◆ TASK GOAL ◆
Write out the lines below exactly as they appear.

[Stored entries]
★ ★ ★ ★ ★ ★ ★

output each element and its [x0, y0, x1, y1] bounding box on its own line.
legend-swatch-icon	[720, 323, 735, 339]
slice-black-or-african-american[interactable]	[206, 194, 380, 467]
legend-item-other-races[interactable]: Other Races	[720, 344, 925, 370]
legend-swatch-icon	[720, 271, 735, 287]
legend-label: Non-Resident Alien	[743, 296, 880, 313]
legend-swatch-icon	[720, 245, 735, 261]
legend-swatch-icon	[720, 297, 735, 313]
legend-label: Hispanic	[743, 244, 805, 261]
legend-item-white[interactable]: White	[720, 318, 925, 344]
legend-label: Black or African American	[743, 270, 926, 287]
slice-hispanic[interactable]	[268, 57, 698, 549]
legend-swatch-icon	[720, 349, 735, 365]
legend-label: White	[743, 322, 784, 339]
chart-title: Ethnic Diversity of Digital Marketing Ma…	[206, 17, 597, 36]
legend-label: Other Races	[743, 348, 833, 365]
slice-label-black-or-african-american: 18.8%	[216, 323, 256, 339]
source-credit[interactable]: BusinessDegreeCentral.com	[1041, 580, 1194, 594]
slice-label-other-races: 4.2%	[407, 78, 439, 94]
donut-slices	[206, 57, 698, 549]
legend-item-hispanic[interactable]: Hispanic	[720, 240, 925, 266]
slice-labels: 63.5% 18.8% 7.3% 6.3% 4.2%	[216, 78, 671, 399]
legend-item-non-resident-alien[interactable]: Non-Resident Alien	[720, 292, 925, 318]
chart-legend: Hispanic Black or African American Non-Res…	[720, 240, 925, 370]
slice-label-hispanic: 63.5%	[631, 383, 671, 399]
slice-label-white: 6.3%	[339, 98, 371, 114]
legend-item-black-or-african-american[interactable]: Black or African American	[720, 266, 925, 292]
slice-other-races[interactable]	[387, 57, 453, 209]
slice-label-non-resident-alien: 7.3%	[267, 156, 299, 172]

★ ★ ★ ★ ★ ★ ★

◆ EXERCISE RESULT ◆
output each element and its [x0, y0, x1, y1] bounding box on its own line.
legend-swatch-icon	[720, 323, 735, 339]
slice-black-or-african-american[interactable]	[206, 194, 380, 467]
legend-item-other-races[interactable]: Other Races	[720, 344, 925, 370]
legend-swatch-icon	[720, 271, 735, 287]
legend-label: Non-Resident Alien	[743, 296, 880, 313]
legend-swatch-icon	[720, 245, 735, 261]
legend-swatch-icon	[720, 297, 735, 313]
legend-label: Hispanic	[743, 244, 805, 261]
legend-item-white[interactable]: White	[720, 318, 925, 344]
legend-label: Black or African American	[743, 270, 926, 287]
slice-hispanic[interactable]	[268, 57, 698, 549]
legend-swatch-icon	[720, 349, 735, 365]
legend-label: White	[743, 322, 784, 339]
chart-title: Ethnic Diversity of Digital Marketing Ma…	[206, 17, 597, 36]
legend-label: Other Races	[743, 348, 833, 365]
slice-label-black-or-african-american: 18.8%	[216, 323, 256, 339]
source-credit[interactable]: BusinessDegreeCentral.com	[1041, 580, 1194, 594]
slice-label-other-races: 4.2%	[407, 78, 439, 94]
donut-slices	[206, 57, 698, 549]
legend-item-hispanic[interactable]: Hispanic	[720, 240, 925, 266]
slice-labels: 63.5% 18.8% 7.3% 6.3% 4.2%	[216, 78, 671, 399]
legend-item-non-resident-alien[interactable]: Non-Resident Alien	[720, 292, 925, 318]
chart-legend: Hispanic Black or African American Non-Res…	[720, 240, 925, 370]
slice-label-hispanic: 63.5%	[631, 383, 671, 399]
slice-label-white: 6.3%	[339, 98, 371, 114]
legend-item-black-or-african-american[interactable]: Black or African American	[720, 266, 925, 292]
slice-other-races[interactable]	[387, 57, 453, 209]
slice-label-non-resident-alien: 7.3%	[267, 156, 299, 172]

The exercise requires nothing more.